Direction: Track down the lines that contain "tích" and copy them.

Items:

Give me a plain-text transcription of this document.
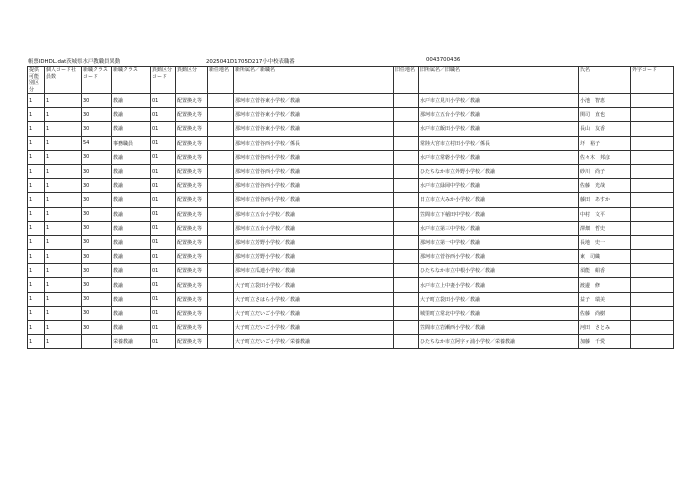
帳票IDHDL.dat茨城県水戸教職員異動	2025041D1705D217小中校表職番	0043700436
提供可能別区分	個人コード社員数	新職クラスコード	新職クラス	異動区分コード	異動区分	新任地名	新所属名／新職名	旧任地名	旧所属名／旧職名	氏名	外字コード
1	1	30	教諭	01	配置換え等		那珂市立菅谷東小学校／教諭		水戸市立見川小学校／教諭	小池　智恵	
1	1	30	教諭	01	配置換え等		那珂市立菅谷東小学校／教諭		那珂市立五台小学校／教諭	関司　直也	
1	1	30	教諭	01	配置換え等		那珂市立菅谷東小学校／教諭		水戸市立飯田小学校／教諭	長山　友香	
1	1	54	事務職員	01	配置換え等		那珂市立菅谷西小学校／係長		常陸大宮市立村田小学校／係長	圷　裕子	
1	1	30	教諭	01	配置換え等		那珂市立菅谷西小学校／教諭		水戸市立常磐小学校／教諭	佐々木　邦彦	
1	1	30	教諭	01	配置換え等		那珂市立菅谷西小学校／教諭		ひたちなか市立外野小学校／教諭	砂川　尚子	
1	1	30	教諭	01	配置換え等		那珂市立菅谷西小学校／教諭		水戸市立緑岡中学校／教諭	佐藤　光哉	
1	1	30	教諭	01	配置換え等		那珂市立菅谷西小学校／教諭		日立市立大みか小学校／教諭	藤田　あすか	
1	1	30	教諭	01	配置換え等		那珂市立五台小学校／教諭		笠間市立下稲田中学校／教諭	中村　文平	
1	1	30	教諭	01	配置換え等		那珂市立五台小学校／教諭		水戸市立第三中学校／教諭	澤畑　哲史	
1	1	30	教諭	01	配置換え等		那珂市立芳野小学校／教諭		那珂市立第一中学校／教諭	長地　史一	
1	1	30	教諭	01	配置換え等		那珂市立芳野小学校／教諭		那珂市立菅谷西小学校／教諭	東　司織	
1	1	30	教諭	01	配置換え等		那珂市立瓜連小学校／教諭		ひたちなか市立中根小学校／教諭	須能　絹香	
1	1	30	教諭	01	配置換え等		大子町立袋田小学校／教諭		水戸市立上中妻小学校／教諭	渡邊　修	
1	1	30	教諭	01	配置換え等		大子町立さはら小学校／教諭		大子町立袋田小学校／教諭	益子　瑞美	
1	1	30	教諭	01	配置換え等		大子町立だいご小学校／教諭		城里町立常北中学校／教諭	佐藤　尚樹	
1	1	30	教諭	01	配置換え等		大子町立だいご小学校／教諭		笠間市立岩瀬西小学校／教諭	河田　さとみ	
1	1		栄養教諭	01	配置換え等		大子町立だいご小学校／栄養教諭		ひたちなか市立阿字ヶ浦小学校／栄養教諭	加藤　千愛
* * *
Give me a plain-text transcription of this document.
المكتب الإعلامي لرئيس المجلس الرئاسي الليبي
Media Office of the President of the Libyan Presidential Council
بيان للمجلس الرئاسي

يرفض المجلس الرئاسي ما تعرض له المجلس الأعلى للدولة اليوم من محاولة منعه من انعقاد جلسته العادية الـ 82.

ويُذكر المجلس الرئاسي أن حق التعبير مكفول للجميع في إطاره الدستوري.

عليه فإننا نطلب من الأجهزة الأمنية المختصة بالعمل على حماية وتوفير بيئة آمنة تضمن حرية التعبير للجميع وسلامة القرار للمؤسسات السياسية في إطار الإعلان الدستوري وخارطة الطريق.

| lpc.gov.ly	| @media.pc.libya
...
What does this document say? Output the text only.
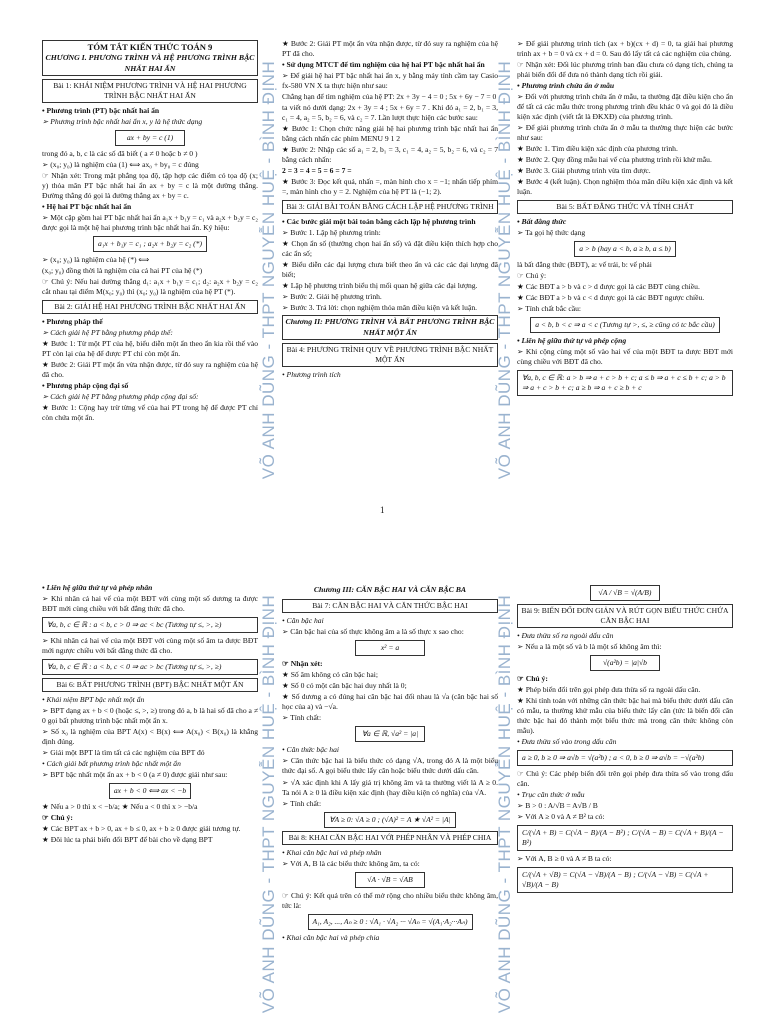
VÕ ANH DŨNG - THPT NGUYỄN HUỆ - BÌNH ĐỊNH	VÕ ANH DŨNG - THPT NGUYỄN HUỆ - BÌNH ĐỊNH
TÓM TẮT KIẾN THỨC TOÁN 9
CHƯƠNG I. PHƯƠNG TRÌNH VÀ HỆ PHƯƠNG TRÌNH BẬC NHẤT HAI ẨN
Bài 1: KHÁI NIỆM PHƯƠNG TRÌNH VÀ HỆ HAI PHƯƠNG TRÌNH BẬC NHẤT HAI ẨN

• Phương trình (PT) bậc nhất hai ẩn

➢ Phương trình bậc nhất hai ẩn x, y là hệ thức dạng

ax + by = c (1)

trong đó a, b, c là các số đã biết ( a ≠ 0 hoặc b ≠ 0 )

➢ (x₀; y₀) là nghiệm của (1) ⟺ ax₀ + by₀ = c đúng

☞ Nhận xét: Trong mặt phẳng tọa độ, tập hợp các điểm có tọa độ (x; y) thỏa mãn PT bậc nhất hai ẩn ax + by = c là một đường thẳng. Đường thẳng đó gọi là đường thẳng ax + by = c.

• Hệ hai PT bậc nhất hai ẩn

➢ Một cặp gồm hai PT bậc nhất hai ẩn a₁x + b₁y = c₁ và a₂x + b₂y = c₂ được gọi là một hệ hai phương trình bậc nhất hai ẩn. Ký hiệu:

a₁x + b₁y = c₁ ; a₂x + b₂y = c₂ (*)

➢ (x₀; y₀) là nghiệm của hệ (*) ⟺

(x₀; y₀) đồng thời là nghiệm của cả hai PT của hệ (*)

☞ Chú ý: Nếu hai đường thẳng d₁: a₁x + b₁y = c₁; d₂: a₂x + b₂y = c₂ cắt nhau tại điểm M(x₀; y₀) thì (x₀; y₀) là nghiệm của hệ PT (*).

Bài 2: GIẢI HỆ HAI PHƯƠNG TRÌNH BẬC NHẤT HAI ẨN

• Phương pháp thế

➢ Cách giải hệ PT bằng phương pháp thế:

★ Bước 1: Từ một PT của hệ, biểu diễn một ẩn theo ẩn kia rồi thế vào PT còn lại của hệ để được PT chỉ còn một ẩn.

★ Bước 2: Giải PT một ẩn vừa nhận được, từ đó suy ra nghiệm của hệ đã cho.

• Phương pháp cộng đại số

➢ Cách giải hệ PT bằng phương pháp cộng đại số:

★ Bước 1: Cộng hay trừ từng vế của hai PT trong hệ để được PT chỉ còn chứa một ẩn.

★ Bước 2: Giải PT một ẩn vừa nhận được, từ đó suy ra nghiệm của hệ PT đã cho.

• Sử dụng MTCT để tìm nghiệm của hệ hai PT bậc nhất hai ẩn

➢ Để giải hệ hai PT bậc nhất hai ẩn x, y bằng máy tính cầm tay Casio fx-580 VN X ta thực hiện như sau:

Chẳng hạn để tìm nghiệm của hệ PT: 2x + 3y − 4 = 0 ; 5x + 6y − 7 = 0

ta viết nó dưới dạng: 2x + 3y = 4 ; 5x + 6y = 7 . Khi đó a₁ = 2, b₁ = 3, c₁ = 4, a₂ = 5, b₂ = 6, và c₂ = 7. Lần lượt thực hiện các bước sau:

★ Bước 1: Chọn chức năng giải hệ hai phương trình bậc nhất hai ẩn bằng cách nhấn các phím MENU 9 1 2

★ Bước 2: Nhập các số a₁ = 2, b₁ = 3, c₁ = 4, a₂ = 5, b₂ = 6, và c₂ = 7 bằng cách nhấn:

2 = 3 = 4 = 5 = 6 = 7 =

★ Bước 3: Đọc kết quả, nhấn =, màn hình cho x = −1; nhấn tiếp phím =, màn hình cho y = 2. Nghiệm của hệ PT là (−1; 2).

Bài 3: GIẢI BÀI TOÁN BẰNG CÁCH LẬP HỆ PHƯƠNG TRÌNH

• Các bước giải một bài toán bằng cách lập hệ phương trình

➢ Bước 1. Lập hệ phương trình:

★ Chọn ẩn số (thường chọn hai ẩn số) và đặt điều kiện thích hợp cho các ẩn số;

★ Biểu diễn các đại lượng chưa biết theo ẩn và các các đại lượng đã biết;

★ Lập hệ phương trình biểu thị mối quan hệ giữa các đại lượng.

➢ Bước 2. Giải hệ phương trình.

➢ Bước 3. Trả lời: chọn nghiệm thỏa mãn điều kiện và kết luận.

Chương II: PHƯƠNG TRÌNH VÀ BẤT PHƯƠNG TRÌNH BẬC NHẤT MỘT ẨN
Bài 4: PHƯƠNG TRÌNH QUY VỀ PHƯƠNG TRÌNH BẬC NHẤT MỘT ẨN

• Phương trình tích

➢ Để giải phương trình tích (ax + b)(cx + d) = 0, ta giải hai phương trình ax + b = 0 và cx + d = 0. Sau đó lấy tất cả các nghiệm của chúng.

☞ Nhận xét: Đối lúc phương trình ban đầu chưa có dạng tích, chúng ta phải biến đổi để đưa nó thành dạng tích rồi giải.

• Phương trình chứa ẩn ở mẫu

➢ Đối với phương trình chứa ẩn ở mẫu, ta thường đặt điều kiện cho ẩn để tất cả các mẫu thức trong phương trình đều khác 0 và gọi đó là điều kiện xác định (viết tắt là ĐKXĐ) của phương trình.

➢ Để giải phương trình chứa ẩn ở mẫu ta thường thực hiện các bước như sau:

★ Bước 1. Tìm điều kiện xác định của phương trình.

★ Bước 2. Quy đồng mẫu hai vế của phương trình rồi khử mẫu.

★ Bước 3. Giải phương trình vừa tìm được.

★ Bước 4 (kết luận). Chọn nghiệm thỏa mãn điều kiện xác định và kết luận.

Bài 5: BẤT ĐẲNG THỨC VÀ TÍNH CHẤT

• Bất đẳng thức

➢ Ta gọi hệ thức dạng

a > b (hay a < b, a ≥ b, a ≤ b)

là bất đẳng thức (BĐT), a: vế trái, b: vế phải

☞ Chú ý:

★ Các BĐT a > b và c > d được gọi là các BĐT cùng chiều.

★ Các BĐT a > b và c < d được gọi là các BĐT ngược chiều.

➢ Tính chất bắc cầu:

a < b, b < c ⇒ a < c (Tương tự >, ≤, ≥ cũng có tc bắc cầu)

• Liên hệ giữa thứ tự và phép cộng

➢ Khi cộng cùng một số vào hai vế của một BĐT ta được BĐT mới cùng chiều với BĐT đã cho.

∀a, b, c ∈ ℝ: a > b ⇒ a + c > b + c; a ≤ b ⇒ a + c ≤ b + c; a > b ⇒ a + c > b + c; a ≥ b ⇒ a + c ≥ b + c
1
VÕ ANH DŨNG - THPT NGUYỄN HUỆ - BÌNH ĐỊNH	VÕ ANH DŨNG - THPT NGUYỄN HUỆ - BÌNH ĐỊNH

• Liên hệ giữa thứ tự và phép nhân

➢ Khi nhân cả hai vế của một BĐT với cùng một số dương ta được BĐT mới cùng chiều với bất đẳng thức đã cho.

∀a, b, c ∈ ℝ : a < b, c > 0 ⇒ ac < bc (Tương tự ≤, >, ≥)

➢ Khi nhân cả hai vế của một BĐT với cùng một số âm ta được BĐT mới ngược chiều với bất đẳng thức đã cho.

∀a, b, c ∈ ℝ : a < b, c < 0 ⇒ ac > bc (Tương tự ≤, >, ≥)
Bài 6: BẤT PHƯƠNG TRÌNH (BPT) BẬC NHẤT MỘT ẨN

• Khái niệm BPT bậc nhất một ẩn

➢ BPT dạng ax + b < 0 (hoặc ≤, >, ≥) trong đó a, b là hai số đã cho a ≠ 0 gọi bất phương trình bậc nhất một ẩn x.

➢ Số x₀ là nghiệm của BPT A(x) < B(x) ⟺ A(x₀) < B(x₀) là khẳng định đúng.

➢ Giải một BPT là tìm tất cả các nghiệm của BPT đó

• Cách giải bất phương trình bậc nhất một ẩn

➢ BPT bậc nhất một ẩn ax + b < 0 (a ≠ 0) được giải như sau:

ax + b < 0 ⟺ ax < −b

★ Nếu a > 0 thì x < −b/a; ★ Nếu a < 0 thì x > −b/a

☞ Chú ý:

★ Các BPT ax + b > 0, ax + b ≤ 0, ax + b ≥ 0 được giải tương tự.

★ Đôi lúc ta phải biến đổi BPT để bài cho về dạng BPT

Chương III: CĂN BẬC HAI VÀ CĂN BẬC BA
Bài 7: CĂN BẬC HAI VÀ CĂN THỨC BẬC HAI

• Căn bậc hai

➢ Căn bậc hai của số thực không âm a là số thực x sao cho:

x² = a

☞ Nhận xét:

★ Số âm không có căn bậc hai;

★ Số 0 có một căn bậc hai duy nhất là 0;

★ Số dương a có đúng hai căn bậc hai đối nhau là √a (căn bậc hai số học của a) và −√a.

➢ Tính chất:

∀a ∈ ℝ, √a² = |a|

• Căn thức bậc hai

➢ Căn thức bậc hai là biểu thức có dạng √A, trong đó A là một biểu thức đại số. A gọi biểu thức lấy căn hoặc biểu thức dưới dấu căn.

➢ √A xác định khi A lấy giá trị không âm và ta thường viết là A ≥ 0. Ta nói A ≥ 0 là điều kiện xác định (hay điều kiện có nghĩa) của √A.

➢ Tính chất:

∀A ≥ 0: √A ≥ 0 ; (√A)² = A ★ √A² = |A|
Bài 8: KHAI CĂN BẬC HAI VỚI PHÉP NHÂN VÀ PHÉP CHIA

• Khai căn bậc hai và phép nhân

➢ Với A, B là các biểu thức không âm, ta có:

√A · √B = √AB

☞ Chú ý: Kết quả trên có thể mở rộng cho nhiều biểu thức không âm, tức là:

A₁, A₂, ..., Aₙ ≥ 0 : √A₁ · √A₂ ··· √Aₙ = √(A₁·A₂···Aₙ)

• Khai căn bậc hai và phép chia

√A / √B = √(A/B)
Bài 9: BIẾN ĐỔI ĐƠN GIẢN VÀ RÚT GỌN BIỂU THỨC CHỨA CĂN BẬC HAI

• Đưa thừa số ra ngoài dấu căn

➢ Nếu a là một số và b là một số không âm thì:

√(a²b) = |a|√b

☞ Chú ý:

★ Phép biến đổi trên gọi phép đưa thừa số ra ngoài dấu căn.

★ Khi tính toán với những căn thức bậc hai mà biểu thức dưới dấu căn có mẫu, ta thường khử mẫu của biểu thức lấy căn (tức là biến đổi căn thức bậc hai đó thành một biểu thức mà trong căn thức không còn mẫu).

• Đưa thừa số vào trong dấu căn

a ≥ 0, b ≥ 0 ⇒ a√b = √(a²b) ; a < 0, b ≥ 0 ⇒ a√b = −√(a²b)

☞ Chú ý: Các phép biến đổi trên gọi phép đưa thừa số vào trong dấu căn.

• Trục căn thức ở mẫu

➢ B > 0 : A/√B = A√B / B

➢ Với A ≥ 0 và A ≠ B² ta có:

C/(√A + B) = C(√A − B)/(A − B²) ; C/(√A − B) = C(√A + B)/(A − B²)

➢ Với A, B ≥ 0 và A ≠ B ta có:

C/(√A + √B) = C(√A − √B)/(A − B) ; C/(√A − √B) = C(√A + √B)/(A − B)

Finished task:
• Phương trình tích
➢ Để giải phương trình tích (ax + b)(cx + d) = 0, ta giải hai phương trình ax + b = 0 và cx + d = 0. Sau đó lấy tất cả các nghiệm của chúng.
☞ Nhận xét: Đối lúc phương trình ban đầu chưa có dạng tích, chúng ta phải biến đổi để đưa nó thành dạng tích rồi giải.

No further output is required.